── RECORDS PROVIDED ──

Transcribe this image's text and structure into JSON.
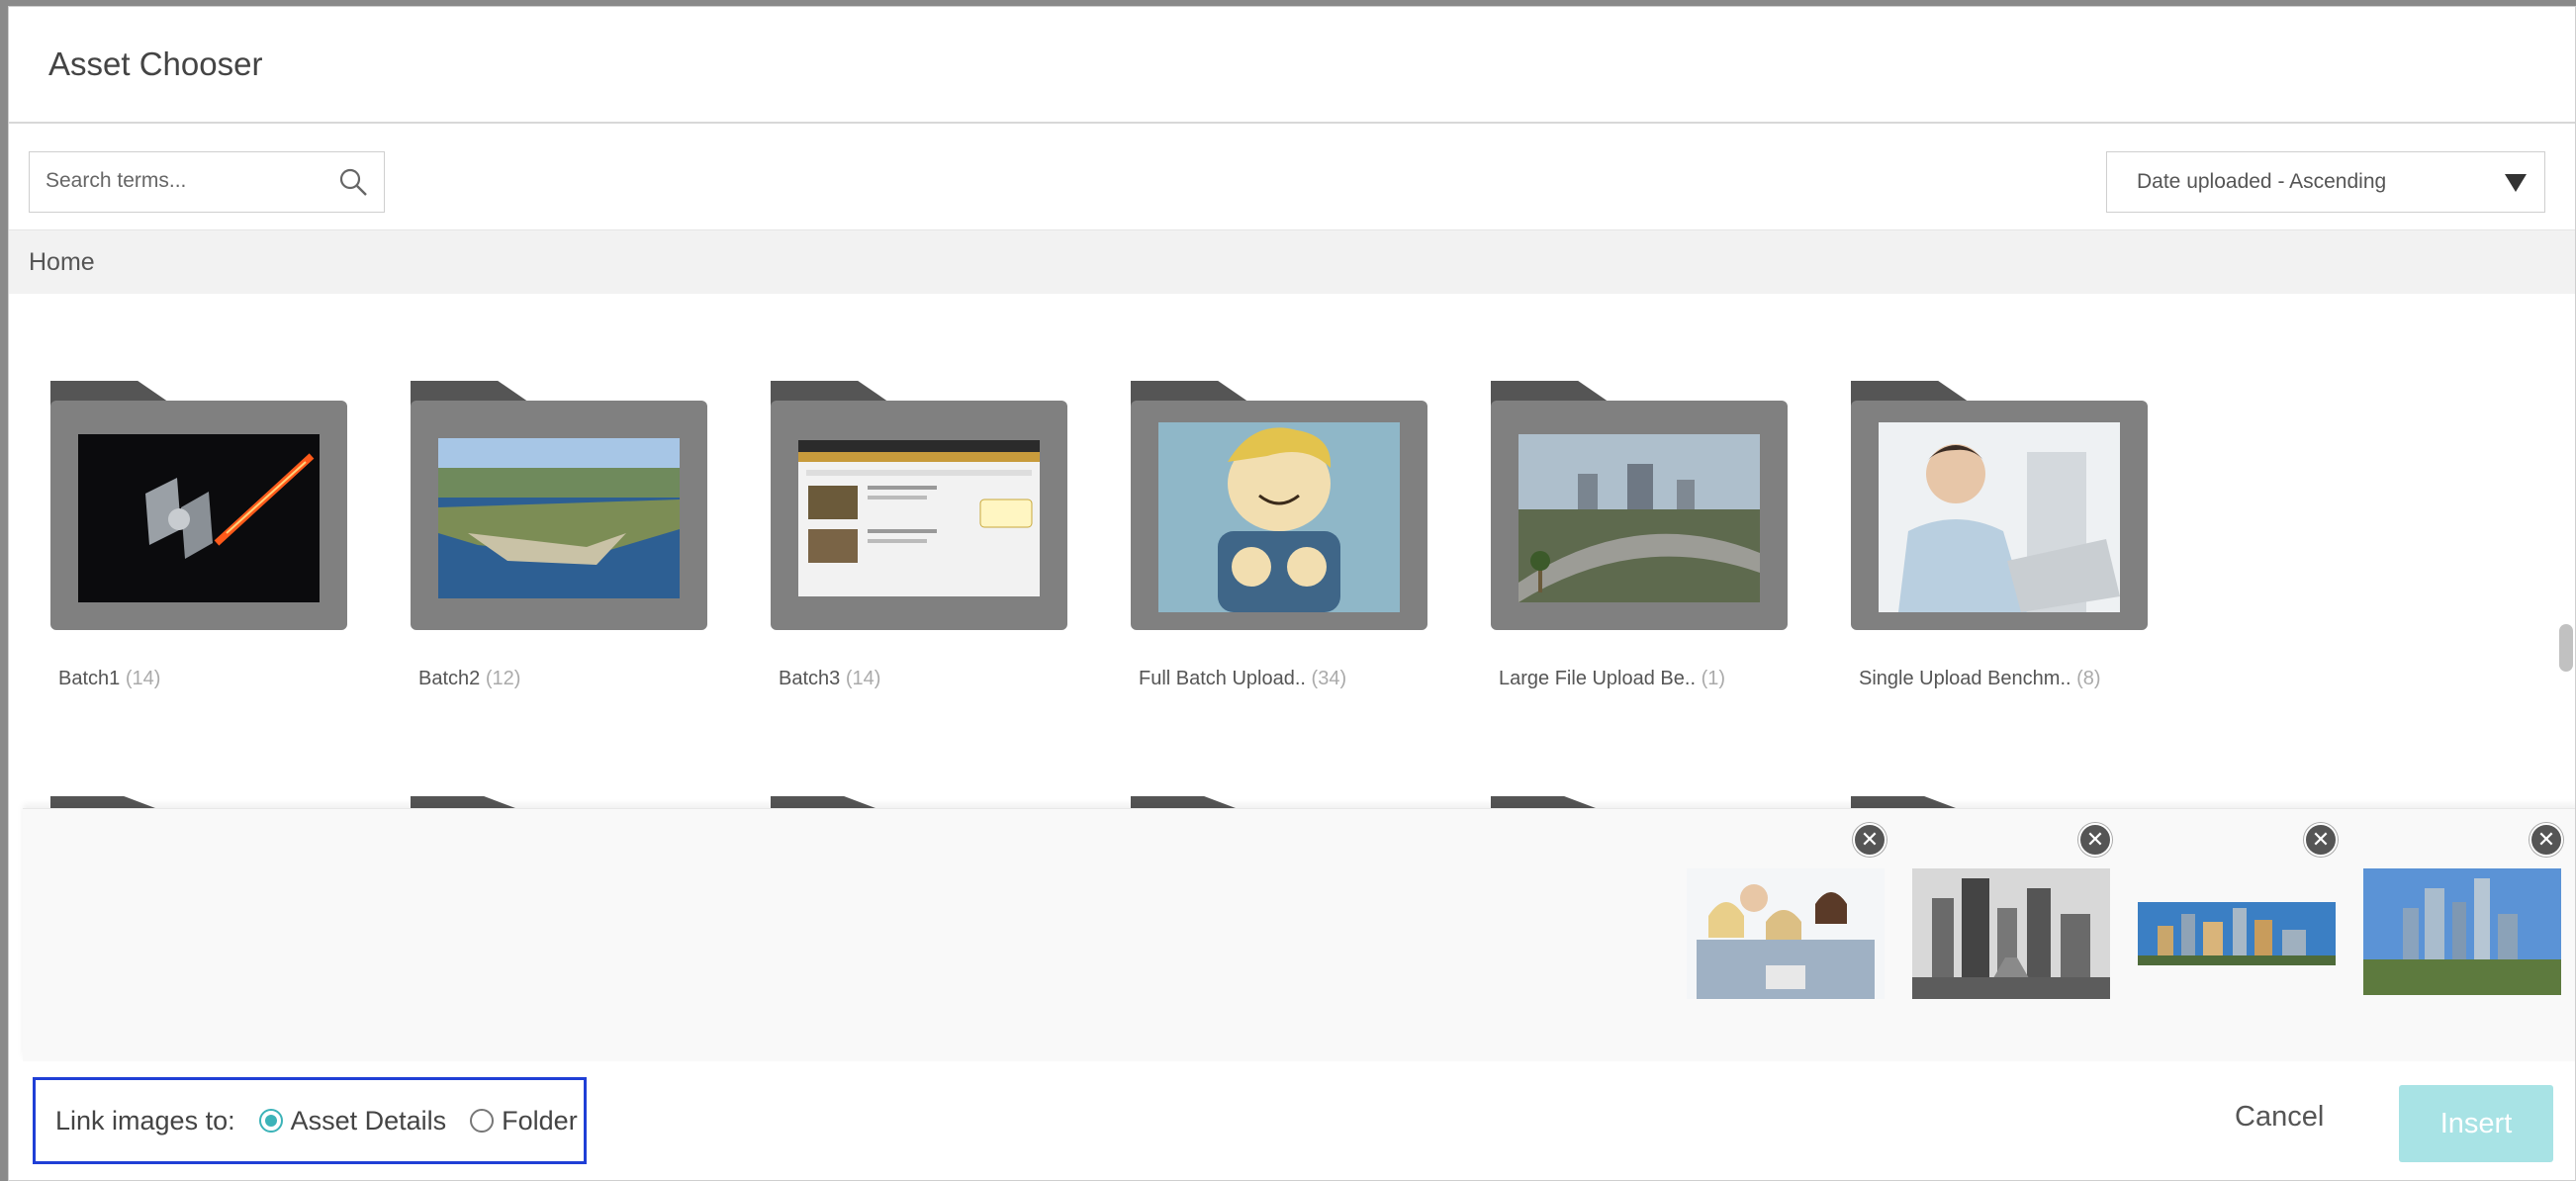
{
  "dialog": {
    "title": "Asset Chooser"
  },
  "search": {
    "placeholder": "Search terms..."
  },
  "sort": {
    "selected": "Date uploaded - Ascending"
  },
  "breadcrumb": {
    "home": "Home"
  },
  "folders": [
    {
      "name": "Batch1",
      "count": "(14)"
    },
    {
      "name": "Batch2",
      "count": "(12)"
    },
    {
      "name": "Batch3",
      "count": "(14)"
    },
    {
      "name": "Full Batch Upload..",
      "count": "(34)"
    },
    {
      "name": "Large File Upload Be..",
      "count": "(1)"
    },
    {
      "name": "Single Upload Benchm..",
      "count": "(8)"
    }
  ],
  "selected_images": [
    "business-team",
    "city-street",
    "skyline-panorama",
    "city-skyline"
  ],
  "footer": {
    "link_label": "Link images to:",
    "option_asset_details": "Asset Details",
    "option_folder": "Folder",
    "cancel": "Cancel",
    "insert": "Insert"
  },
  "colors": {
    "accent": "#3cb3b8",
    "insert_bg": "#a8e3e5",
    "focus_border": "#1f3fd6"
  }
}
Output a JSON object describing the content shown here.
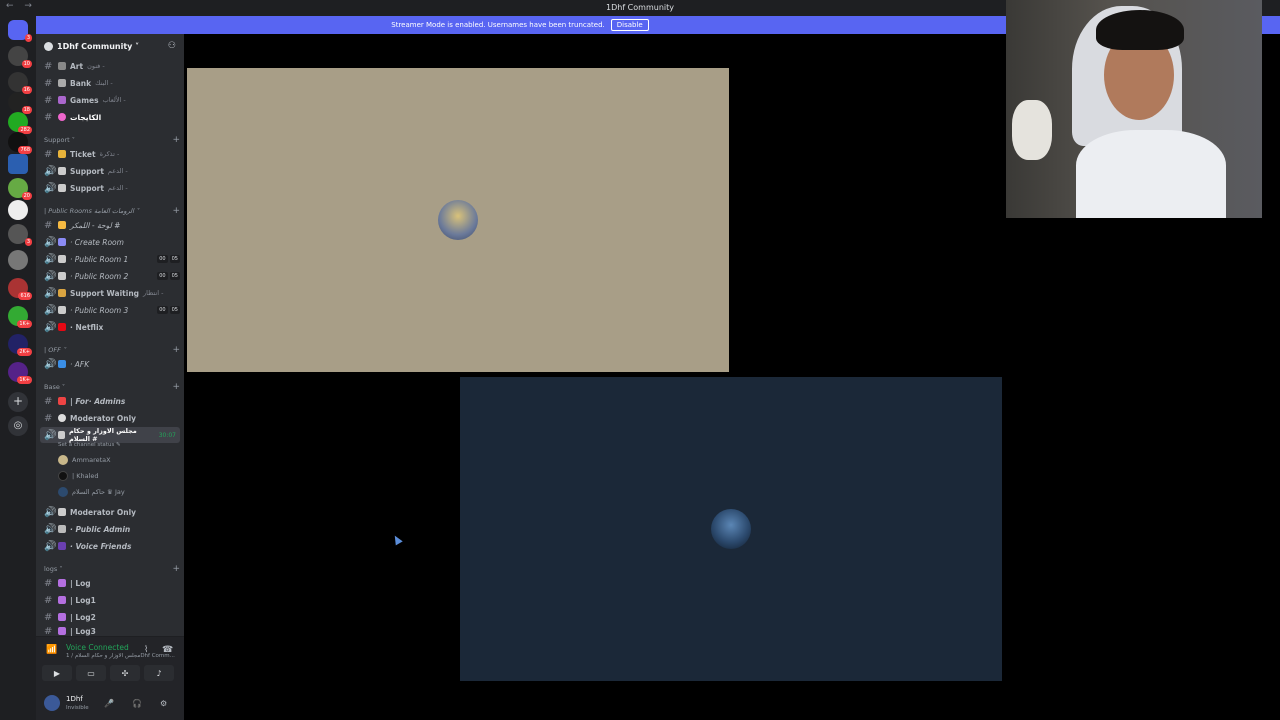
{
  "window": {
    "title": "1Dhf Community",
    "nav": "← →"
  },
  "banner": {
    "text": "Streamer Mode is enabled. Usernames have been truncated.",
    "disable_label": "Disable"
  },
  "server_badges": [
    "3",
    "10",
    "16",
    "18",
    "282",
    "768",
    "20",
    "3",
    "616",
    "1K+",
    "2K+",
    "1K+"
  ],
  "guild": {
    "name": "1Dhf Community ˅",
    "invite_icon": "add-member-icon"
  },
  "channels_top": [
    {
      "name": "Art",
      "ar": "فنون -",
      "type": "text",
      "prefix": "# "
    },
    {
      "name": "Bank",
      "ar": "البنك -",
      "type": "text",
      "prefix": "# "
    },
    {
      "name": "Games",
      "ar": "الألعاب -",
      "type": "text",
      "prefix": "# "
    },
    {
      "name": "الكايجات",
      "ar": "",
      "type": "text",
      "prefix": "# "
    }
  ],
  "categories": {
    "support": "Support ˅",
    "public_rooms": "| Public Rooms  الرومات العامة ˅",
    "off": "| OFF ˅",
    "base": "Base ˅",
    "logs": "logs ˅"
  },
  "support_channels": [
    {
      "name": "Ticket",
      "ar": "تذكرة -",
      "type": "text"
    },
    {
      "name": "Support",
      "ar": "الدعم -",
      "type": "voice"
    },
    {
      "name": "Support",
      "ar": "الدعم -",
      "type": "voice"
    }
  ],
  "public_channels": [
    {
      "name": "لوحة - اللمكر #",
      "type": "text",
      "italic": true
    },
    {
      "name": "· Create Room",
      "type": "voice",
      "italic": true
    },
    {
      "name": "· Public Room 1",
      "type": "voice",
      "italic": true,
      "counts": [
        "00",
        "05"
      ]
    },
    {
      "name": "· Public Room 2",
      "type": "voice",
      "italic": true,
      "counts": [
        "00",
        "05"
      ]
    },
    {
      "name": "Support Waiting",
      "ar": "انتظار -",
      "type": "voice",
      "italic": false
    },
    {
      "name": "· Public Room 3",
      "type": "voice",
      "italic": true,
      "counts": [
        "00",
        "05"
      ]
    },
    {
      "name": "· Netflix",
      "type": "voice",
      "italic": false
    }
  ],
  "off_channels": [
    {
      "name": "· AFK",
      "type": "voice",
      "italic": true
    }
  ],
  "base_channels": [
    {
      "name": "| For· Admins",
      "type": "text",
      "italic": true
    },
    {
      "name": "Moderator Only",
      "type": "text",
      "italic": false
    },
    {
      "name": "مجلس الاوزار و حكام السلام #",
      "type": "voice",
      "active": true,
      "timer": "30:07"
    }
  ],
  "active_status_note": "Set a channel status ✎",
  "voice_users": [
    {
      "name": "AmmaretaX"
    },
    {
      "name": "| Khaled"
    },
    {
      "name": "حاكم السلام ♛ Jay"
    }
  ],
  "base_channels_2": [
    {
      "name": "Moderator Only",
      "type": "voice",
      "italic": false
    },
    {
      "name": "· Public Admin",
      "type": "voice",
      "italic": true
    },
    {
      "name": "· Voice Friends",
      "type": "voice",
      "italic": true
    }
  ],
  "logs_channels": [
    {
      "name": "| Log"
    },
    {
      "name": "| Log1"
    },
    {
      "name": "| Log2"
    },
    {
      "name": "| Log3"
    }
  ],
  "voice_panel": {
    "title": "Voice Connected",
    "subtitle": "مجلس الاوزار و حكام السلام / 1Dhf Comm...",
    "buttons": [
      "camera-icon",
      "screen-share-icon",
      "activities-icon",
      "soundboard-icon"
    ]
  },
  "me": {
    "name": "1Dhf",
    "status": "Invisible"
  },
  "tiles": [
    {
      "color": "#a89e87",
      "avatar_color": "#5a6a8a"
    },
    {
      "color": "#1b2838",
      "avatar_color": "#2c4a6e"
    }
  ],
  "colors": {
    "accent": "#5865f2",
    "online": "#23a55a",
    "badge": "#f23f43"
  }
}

───

Determine how many lines of the records above contain the word "السلام", and report only that number.

WRITTEN REPLY:
3